▸ Fragmento de página
▼

El cesarismo en su manifestación más genuina rebrota siempre con pretensiones salvíficas en épocas de decadencia moral del Sistema que señorea el mundo y que en su versión actual, aunque sea con la muerte ya en su faz, no se resigna tampoco al relevo. En ese momento de crisis sistémica una tropa de gobernantes se apodera del gobierno con absoluto desprecio de la cacareada soberanía nacional y con detestables maniobras se agavilla en torno al césar para convertirle en referencia suprema de su personalidad, en su pasaporte celestial. Ante el peligro que quizá no puedan remontar los provinciales del Sistema se amparan con el escudo en que figura el sol. No ostentan o detentan el poder –les da lo mismo un verbo que otro– con su propia energía sino que son el poder, el intocable poder cesáreo. Pertenecen esos gobernantes a la «estirpe» lujuriosa del césar. Eso sucedió en Roma, como muestra histórica de referencia, cuando se disolvía el brillante periodo republicano y quienes no se resignaban al naufragio de su nave recurrieron a la máscara cesárea.

Observar el talante y la secuencia gestual de los dirigentes españoles, incluyendo al rey, ante la presencia meteórica de Obama en suelo español ha constituido una nueva revelación acerca del cesarismo que impregna tanto a quienes velan con rigor ya débil el Sistema en la provincia, como a una parte sustancial de los individuos inanes que arrebujados en la  masa despreciada y ya sin conciencia de clase aspiran a convertirse en soberbios usuarios de una cortesana y falsa libertad.

El césar había llegado y tras descender de su gran pájaro aquilino pronunció con prisa y rotundamente la frase sacramental que le confirmaba como el ungido: «Sea cual sea su gobierno España será siempre el fiel aliado de Estados Unidos». «Sea cual sea su gobierno…». Hay quienes, ante palabras de este tipo, hablan de la tiranía norteamericana. No participo de esa opinión. El tirano y su tiranía es cosa muy distinta al césar y su cesarismo. El tirano es elemental, vive en una soledad transmontana y está dominado por un miedo interior permanente y exasperante que convierte su gobierno en respuesta brutal a ese miedo. Franco fue una muestra diáfana de ese fantasma interior de la tiranía. Franco trataba de ahogar todos los días a ese fantasma en un río de violencia y sangre. El césar es cosa muy distinta. El césar es la encarnación de un poder argentado y solemne que convoca a una elegante postura de obediencia religiosa a las masas conducidas con una vara que en cualquier momento de peligro para ese poder puede convertirse en la serpiente de Aaron. El césar es la expresión máxima del cesarismo que cada ciudadano, ya sin ciudadanía, aspira a encarnar. El césar actúa como una luz que todo lo invade, lo perfila y lo justifica. Por lo tanto su dominio representa la libertad insuperable, la democracia perfecta, la existencia noble ¿Cómo prescindir de una gota de todo eso? El único temor que cabe abrigar ante el césar, temor secretísimo además, es que caiga en la locura divina de hacer cónsul a su caballo. Los crímenes del césar se convierten en protección; la arrogancia, en majestad; la sangre derramada desde la cumbre de la pirámide, en sacrificio admirable para conseguir una mejor cosecha de libertad. De esa libertad hablaremos algo a continuación En el tirano todo esto se convierte, por el contrario, en brutalidad, en elementalidad, en pura supervivencia. El césar busca la estrella más lejana; el tirano se inmoviliza en la ciénaga.

▲

(Entradas de datos guardadas)
▼

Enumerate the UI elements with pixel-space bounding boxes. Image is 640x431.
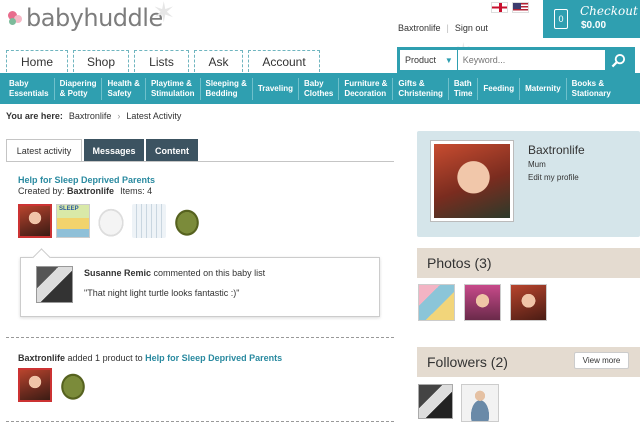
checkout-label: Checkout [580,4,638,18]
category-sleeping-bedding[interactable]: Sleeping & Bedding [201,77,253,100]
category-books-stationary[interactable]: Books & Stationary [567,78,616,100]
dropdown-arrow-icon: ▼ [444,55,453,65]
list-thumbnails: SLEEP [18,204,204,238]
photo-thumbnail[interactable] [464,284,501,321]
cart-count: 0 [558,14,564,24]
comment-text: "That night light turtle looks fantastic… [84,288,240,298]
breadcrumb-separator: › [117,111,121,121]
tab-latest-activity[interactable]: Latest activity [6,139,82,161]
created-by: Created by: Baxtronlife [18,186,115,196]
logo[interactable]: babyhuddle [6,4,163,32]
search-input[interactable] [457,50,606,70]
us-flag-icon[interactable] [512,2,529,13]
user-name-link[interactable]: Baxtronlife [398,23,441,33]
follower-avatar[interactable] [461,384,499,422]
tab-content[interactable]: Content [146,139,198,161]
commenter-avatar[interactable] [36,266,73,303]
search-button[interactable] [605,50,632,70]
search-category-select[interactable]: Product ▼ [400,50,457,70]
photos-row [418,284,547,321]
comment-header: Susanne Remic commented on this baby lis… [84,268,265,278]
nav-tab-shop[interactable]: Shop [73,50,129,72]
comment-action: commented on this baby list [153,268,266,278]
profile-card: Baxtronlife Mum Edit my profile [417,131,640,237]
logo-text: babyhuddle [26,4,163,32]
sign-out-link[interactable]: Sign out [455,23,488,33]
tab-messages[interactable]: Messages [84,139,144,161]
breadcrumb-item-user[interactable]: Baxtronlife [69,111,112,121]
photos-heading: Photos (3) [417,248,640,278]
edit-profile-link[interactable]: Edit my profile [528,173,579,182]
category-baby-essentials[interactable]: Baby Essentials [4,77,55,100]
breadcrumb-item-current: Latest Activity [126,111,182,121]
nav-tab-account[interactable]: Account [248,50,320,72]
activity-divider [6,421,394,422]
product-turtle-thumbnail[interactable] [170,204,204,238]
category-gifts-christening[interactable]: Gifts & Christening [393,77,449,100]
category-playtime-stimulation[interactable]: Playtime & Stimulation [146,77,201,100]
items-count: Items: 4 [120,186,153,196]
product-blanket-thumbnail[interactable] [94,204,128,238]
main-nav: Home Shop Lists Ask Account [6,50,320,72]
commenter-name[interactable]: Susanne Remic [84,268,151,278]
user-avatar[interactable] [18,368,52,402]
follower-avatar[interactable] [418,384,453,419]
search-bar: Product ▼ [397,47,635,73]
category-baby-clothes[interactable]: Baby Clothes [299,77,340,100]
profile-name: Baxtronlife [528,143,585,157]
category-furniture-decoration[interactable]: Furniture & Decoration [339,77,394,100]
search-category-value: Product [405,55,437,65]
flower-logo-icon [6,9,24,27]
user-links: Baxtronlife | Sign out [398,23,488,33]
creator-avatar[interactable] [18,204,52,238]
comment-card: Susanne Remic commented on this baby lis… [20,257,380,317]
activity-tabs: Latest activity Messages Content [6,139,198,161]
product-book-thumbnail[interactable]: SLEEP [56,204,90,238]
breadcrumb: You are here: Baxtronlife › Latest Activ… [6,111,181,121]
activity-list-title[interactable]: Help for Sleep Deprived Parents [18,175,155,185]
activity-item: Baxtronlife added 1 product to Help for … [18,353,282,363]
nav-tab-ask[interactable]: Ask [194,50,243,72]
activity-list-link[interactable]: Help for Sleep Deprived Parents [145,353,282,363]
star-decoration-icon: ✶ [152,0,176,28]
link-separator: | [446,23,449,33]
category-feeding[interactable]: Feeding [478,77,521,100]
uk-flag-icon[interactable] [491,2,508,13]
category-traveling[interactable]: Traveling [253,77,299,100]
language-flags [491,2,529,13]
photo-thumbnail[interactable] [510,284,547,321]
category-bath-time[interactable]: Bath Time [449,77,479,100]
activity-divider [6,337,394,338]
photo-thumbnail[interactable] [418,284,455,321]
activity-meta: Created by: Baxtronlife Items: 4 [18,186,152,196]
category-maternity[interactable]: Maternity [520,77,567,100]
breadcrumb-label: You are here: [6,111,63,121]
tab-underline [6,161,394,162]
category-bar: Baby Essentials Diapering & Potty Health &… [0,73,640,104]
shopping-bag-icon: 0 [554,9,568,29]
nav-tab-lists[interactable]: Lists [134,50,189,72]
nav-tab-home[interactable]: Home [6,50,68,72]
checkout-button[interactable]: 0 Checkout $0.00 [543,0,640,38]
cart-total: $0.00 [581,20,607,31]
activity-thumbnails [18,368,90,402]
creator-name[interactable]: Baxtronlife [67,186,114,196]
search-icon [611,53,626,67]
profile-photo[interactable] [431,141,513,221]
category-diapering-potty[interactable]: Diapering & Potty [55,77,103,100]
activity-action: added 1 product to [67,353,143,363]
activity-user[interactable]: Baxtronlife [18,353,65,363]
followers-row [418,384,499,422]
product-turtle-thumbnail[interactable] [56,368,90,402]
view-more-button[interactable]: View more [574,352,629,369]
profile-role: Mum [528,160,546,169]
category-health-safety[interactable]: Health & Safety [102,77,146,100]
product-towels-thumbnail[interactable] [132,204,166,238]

▲
▼

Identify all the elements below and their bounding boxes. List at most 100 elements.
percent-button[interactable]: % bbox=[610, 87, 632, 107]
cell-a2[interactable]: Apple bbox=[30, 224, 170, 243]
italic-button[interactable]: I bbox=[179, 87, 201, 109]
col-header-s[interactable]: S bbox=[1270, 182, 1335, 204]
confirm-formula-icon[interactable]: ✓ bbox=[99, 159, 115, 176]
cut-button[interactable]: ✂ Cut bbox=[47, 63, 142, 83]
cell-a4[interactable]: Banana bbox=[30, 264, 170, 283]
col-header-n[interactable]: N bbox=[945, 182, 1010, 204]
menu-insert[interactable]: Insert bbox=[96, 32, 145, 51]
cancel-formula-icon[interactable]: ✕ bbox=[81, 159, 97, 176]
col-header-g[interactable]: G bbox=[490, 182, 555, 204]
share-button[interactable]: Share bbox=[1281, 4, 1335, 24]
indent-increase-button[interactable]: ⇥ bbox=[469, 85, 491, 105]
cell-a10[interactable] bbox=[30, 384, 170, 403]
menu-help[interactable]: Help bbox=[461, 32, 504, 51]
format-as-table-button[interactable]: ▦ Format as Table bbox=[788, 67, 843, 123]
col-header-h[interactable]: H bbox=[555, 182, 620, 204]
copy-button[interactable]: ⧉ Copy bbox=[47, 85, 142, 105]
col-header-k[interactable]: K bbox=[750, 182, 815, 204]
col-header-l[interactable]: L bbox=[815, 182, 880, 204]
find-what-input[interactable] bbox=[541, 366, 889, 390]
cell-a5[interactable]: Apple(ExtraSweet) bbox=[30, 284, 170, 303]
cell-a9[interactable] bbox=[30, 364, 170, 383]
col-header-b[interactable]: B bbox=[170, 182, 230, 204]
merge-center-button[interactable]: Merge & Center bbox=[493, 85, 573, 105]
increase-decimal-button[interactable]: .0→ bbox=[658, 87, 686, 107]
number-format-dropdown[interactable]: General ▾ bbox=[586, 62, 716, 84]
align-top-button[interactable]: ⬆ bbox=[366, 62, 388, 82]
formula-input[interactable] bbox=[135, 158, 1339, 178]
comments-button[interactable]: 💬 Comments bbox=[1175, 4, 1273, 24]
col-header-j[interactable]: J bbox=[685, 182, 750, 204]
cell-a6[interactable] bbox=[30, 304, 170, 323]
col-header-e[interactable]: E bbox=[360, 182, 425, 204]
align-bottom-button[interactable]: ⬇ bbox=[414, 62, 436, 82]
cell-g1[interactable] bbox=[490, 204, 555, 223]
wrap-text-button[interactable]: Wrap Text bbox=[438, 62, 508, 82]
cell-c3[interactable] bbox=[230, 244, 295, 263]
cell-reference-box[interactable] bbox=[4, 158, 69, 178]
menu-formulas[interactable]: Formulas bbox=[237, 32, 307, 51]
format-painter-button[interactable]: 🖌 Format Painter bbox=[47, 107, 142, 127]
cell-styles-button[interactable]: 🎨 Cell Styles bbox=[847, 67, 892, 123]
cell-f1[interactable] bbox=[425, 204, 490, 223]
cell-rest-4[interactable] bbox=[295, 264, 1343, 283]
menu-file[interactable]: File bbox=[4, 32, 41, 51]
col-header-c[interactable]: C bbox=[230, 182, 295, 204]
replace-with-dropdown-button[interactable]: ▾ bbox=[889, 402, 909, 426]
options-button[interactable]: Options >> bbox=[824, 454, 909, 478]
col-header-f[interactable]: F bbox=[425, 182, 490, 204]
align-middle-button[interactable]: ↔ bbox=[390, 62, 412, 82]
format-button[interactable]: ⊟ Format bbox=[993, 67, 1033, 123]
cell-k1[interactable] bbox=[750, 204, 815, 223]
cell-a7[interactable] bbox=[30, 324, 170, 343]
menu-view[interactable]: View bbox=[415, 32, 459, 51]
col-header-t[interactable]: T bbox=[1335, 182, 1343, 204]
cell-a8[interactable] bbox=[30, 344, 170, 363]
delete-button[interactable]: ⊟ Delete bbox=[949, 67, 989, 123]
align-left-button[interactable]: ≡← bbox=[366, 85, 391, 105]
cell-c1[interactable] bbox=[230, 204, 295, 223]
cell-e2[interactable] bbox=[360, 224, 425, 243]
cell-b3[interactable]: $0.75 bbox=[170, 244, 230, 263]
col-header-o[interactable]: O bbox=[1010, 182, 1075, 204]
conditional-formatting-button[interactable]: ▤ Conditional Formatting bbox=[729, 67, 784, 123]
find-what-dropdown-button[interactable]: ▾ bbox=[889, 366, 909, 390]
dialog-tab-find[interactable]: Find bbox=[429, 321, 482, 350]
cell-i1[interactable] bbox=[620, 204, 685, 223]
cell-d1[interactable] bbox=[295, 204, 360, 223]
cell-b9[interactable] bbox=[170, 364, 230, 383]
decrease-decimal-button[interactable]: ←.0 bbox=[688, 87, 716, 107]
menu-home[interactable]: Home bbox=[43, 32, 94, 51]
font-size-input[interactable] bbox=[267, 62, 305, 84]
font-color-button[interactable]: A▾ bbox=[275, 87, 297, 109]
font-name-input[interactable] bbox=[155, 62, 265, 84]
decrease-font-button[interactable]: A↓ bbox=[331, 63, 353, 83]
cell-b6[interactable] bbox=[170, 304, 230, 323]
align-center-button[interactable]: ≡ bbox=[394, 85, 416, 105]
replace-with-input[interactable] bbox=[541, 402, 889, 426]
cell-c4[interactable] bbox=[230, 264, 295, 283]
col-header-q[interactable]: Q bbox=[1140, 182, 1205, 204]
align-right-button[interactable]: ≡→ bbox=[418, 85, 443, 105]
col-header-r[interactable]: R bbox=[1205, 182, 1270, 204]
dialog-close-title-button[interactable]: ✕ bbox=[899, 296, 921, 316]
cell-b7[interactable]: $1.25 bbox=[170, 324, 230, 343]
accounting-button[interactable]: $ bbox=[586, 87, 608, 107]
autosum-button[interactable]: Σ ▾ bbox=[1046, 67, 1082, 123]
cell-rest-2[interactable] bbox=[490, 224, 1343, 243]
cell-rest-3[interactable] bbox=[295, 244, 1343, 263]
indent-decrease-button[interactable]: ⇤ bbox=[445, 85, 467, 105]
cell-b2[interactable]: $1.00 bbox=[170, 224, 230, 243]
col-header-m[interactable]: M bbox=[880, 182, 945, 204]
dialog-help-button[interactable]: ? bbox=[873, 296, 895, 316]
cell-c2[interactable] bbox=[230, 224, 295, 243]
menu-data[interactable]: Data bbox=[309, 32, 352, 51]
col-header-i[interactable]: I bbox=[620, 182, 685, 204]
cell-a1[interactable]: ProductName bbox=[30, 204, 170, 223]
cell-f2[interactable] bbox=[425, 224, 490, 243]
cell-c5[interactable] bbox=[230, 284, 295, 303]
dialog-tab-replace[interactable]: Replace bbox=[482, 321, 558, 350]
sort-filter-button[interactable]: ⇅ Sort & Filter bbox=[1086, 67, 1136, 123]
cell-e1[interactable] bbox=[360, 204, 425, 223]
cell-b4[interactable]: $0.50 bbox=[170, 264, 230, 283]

▲
▼

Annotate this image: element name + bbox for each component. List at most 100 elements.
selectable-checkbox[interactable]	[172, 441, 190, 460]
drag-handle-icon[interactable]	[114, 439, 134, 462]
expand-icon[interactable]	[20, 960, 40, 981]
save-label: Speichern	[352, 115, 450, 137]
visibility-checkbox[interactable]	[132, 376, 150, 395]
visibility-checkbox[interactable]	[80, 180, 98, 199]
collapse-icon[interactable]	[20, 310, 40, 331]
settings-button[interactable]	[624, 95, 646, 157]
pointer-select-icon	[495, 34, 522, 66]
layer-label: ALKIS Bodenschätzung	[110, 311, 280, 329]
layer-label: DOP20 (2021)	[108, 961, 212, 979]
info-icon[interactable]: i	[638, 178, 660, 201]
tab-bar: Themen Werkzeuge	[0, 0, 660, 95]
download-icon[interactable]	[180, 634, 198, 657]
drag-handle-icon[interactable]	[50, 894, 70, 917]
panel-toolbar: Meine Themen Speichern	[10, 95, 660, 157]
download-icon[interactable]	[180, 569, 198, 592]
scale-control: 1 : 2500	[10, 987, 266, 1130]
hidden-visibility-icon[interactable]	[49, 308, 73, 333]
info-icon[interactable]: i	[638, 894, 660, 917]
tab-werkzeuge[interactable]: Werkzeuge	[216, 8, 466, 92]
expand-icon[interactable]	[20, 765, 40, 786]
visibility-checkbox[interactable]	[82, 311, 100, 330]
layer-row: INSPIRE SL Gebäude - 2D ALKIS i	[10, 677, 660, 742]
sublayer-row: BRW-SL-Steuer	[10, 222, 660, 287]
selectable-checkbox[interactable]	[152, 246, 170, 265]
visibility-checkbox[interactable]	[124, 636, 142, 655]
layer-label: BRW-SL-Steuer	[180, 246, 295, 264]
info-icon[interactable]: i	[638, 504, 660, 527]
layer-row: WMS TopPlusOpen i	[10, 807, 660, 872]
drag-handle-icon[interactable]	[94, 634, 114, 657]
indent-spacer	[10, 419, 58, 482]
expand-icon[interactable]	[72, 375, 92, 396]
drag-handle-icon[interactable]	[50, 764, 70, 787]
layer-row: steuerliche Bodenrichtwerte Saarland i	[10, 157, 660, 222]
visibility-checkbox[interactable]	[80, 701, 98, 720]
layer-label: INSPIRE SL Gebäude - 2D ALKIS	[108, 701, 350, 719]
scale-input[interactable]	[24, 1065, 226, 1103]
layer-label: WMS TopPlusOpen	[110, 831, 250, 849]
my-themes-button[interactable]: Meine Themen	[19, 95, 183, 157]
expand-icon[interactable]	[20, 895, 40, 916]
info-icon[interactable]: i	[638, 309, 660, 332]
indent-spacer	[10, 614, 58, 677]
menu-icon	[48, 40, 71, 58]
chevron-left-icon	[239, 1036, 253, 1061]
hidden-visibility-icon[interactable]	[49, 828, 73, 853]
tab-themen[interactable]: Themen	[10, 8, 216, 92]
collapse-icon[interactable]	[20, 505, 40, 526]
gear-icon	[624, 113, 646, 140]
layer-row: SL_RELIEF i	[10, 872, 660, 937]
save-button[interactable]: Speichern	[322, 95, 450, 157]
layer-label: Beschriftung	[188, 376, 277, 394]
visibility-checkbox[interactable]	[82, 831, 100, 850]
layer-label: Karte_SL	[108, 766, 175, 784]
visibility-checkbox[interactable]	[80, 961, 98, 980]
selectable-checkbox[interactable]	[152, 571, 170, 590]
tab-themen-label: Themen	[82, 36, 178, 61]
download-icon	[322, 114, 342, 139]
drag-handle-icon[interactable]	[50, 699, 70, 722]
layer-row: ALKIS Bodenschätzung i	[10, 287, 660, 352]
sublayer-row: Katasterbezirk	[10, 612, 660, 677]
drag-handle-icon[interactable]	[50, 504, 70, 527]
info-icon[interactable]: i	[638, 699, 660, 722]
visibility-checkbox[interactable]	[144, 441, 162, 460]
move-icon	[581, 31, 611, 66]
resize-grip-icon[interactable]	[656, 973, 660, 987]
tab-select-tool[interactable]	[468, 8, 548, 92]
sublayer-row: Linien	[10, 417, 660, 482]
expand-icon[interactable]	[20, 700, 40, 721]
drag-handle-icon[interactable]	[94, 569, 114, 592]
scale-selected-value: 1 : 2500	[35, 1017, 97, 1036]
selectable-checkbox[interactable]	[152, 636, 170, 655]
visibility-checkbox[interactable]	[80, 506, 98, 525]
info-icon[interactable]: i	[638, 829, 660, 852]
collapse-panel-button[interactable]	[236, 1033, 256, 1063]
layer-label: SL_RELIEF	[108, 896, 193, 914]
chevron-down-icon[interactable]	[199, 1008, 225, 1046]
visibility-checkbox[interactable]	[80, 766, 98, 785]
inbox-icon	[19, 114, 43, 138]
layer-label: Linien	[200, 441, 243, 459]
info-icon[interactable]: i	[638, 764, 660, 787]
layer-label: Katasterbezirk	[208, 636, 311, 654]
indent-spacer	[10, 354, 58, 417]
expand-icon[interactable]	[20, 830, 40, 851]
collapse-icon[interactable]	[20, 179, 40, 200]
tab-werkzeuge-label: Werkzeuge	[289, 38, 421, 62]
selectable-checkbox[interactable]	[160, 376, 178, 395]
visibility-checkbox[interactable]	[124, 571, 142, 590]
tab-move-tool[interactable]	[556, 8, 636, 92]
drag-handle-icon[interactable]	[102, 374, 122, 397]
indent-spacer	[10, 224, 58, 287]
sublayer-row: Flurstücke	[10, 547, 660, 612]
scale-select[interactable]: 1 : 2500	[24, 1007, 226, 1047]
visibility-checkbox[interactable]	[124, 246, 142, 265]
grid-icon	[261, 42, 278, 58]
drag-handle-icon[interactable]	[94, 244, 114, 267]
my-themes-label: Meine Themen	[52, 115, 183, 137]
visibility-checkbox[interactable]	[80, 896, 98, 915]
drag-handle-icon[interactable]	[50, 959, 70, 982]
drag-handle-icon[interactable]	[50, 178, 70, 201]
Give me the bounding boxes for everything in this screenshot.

▲

▸ Conjunto de tareas
1. Imprime tal cual el pasaje del texto sobre el cesarismo que empieza con «Observar el talante» y sigue hasta «y falsa libertad.».
2. Cuenta las líneas de las entradas que contienen la cadena «checkout» y responde solo con el número.

▸ Soluciones
1.
Observar el talante y la secuencia gestual de los dirigentes españoles, incluyendo al rey, ante la presencia meteórica de Obama en suelo español ha constituido una nueva revelación acerca del cesarismo que impregna tanto a quienes velan con rigor ya débil el Sistema en la provincia, como a una parte sustancial de los individuos inanes que arrebujados en la  masa despreciada y ya sin conciencia de clase aspiran a convertirse en soberbios usuarios de una cortesana y falsa libertad.

2. 2